[Exercise instructions]: Return exactly the lines of the data below, from the one that contains "Read out every word on this page." through the final line, and leave out every picture.

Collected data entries
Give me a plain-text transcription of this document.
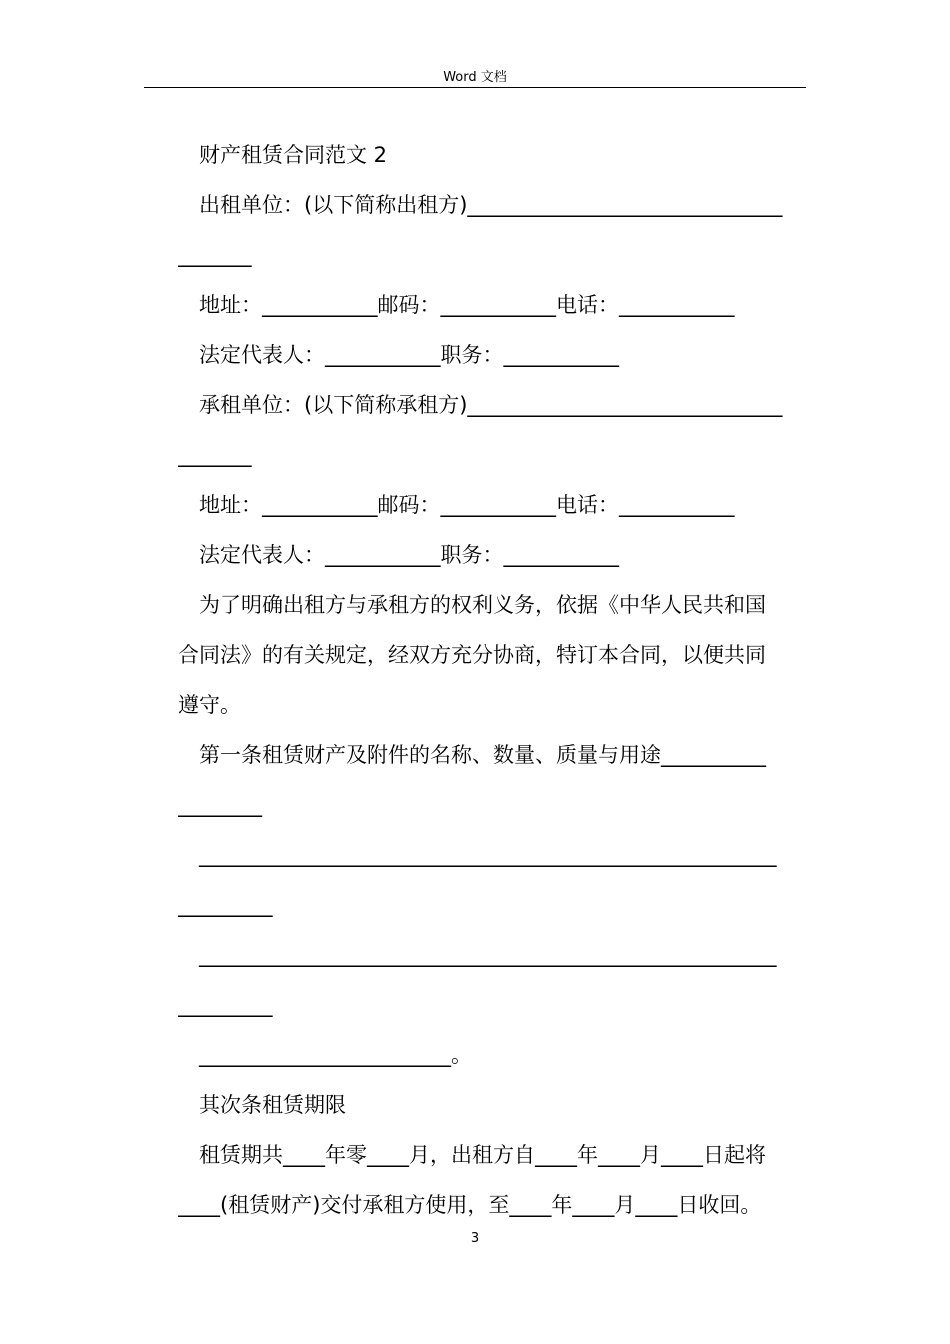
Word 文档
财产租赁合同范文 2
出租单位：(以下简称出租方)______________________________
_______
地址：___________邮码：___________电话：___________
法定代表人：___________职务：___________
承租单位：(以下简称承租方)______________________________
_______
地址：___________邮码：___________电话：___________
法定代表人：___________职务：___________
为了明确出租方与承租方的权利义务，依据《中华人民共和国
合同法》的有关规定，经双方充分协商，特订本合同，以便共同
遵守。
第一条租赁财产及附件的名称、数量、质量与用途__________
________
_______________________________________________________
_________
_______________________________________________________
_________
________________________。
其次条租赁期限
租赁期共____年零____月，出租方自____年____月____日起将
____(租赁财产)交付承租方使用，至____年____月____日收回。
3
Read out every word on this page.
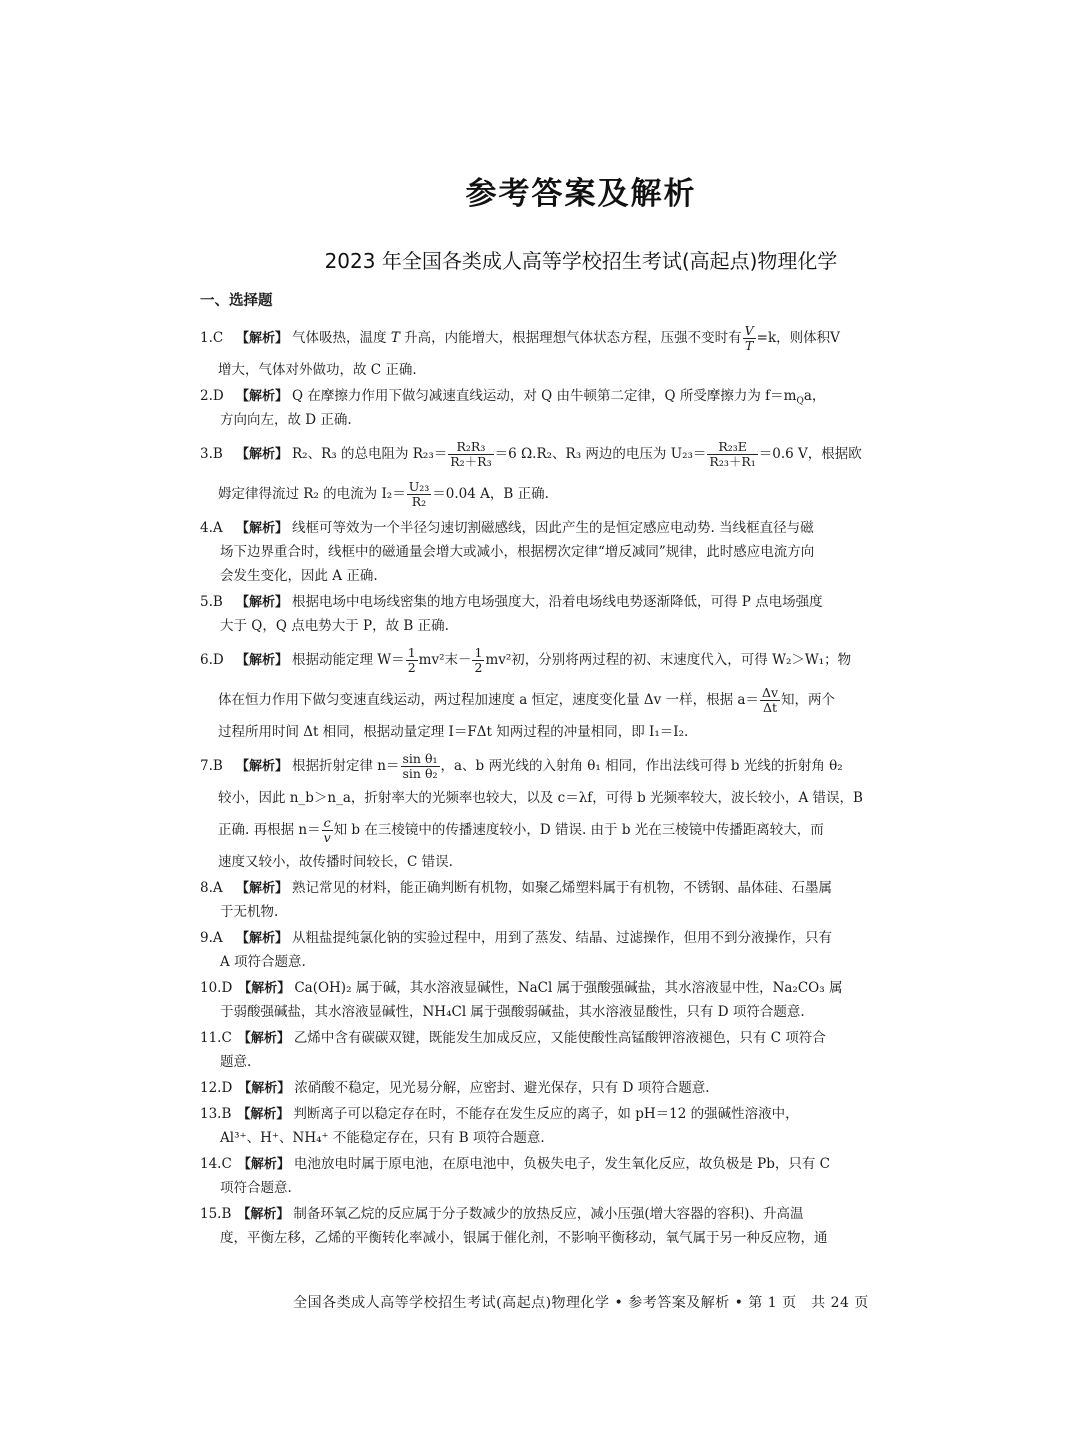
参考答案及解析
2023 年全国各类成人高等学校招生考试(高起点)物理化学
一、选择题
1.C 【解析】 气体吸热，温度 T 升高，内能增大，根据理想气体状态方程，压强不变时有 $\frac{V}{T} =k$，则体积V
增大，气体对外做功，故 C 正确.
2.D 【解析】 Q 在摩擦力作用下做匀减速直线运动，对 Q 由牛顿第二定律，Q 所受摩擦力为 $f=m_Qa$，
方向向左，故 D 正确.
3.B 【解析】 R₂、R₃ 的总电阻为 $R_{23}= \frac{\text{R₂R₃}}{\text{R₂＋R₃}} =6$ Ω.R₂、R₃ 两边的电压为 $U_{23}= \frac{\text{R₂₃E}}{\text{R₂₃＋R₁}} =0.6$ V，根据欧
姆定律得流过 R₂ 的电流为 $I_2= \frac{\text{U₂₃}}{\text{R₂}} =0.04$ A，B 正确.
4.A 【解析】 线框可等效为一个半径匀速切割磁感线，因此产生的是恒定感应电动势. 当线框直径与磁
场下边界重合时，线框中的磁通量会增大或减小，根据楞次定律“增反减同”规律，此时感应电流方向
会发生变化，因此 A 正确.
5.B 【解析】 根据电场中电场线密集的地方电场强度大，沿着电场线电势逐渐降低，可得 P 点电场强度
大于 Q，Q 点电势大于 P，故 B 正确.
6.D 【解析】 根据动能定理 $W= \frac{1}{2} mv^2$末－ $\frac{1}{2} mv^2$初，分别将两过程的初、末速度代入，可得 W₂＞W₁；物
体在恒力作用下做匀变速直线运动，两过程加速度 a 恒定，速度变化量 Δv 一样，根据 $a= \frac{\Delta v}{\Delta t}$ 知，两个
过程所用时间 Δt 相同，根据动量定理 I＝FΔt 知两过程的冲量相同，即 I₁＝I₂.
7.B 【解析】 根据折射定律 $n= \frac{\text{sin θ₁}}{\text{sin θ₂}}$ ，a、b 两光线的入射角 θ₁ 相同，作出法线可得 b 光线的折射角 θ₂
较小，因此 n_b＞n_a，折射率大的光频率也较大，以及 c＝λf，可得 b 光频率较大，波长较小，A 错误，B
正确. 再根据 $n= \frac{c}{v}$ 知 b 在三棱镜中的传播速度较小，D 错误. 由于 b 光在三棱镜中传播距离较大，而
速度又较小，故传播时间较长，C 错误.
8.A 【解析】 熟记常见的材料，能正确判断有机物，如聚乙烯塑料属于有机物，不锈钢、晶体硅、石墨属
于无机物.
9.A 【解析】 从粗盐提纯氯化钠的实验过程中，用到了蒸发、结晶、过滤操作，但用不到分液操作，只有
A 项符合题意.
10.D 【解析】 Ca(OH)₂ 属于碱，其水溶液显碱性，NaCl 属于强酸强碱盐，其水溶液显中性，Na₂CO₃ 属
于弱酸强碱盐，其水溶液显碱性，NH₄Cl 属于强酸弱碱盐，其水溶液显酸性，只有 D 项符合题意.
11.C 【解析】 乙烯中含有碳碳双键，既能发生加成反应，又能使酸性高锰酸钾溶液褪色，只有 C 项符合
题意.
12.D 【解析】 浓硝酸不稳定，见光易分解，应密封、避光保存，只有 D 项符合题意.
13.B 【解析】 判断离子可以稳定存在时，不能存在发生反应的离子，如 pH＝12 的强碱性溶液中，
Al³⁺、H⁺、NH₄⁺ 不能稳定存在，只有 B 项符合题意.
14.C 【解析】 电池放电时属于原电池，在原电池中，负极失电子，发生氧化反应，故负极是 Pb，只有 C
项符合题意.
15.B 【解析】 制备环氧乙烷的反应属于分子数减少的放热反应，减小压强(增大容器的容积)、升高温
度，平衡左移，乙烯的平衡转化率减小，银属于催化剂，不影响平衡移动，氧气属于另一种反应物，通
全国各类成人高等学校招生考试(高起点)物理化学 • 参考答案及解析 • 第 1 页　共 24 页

[Task result]:
Read out every word on this page.
参考答案及解析
2023 年全国各类成人高等学校招生考试(高起点)物理化学
一、选择题
1.C 【解析】 气体吸热，温度 T 升高，内能增大，根据理想气体状态方程，压强不变时有 $\frac{V}{T} =k$，则体积V
增大，气体对外做功，故 C 正确.
2.D 【解析】 Q 在摩擦力作用下做匀减速直线运动，对 Q 由牛顿第二定律，Q 所受摩擦力为 $f=m_Qa$，
方向向左，故 D 正确.
3.B 【解析】 R₂、R₃ 的总电阻为 $R_{23}= \frac{\text{R₂R₃}}{\text{R₂＋R₃}} =6$ Ω.R₂、R₃ 两边的电压为 $U_{23}= \frac{\text{R₂₃E}}{\text{R₂₃＋R₁}} =0.6$ V，根据欧
姆定律得流过 R₂ 的电流为 $I_2= \frac{\text{U₂₃}}{\text{R₂}} =0.04$ A，B 正确.
4.A 【解析】 线框可等效为一个半径匀速切割磁感线，因此产生的是恒定感应电动势. 当线框直径与磁
场下边界重合时，线框中的磁通量会增大或减小，根据楞次定律“增反减同”规律，此时感应电流方向
会发生变化，因此 A 正确.
5.B 【解析】 根据电场中电场线密集的地方电场强度大，沿着电场线电势逐渐降低，可得 P 点电场强度
大于 Q，Q 点电势大于 P，故 B 正确.
6.D 【解析】 根据动能定理 $W= \frac{1}{2} mv^2$末－ $\frac{1}{2} mv^2$初，分别将两过程的初、末速度代入，可得 W₂＞W₁；物
体在恒力作用下做匀变速直线运动，两过程加速度 a 恒定，速度变化量 Δv 一样，根据 $a= \frac{\Delta v}{\Delta t}$ 知，两个
过程所用时间 Δt 相同，根据动量定理 I＝FΔt 知两过程的冲量相同，即 I₁＝I₂.
7.B 【解析】 根据折射定律 $n= \frac{\text{sin θ₁}}{\text{sin θ₂}}$ ，a、b 两光线的入射角 θ₁ 相同，作出法线可得 b 光线的折射角 θ₂
较小，因此 n_b＞n_a，折射率大的光频率也较大，以及 c＝λf，可得 b 光频率较大，波长较小，A 错误，B
正确. 再根据 $n= \frac{c}{v}$ 知 b 在三棱镜中的传播速度较小，D 错误. 由于 b 光在三棱镜中传播距离较大，而
速度又较小，故传播时间较长，C 错误.
8.A 【解析】 熟记常见的材料，能正确判断有机物，如聚乙烯塑料属于有机物，不锈钢、晶体硅、石墨属
于无机物.
9.A 【解析】 从粗盐提纯氯化钠的实验过程中，用到了蒸发、结晶、过滤操作，但用不到分液操作，只有
A 项符合题意.
10.D 【解析】 Ca(OH)₂ 属于碱，其水溶液显碱性，NaCl 属于强酸强碱盐，其水溶液显中性，Na₂CO₃ 属
于弱酸强碱盐，其水溶液显碱性，NH₄Cl 属于强酸弱碱盐，其水溶液显酸性，只有 D 项符合题意.
11.C 【解析】 乙烯中含有碳碳双键，既能发生加成反应，又能使酸性高锰酸钾溶液褪色，只有 C 项符合
题意.
12.D 【解析】 浓硝酸不稳定，见光易分解，应密封、避光保存，只有 D 项符合题意.
13.B 【解析】 判断离子可以稳定存在时，不能存在发生反应的离子，如 pH＝12 的强碱性溶液中，
Al³⁺、H⁺、NH₄⁺ 不能稳定存在，只有 B 项符合题意.
14.C 【解析】 电池放电时属于原电池，在原电池中，负极失电子，发生氧化反应，故负极是 Pb，只有 C
项符合题意.
15.B 【解析】 制备环氧乙烷的反应属于分子数减少的放热反应，减小压强(增大容器的容积)、升高温
度，平衡左移，乙烯的平衡转化率减小，银属于催化剂，不影响平衡移动，氧气属于另一种反应物，通
全国各类成人高等学校招生考试(高起点)物理化学 • 参考答案及解析 • 第 1 页　共 24 页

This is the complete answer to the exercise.